▶ **EXERCISE INSTRUCTIONS**
Reproduce all of the records exactly.

====== DATASET EXTRACT

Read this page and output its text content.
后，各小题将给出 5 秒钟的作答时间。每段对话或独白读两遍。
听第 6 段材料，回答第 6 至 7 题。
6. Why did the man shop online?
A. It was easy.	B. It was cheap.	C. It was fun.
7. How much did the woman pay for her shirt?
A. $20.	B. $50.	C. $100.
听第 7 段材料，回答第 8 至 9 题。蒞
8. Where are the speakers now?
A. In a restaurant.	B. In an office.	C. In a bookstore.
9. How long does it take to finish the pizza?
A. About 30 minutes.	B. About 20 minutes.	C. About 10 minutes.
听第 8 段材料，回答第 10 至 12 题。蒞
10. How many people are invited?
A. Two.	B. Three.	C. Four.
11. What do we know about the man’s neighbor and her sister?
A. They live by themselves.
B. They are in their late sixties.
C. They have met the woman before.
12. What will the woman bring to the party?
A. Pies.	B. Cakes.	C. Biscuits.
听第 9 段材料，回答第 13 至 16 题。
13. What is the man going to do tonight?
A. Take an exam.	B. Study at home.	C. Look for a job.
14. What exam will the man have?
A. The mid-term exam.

============

▶ **TASK SOLUTION**
Read this page and output its text content.
后，各小题将给出 5 秒钟的作答时间。每段对话或独白读两遍。
听第 6 段材料，回答第 6 至 7 题。
6. Why did the man shop online?
A. It was easy.	B. It was cheap.	C. It was fun.
7. How much did the woman pay for her shirt?
A. $20.	B. $50.	C. $100.
听第 7 段材料，回答第 8 至 9 题。蒞
8. Where are the speakers now?
A. In a restaurant.	B. In an office.	C. In a bookstore.
9. How long does it take to finish the pizza?
A. About 30 minutes.	B. About 20 minutes.	C. About 10 minutes.
听第 8 段材料，回答第 10 至 12 题。蒞
10. How many people are invited?
A. Two.	B. Three.	C. Four.
11. What do we know about the man’s neighbor and her sister?
A. They live by themselves.
B. They are in their late sixties.
C. They have met the woman before.
12. What will the woman bring to the party?
A. Pies.	B. Cakes.	C. Biscuits.
听第 9 段材料，回答第 13 至 16 题。
13. What is the man going to do tonight?
A. Take an exam.	B. Study at home.	C. Look for a job.
14. What exam will the man have?
A. The mid-term exam.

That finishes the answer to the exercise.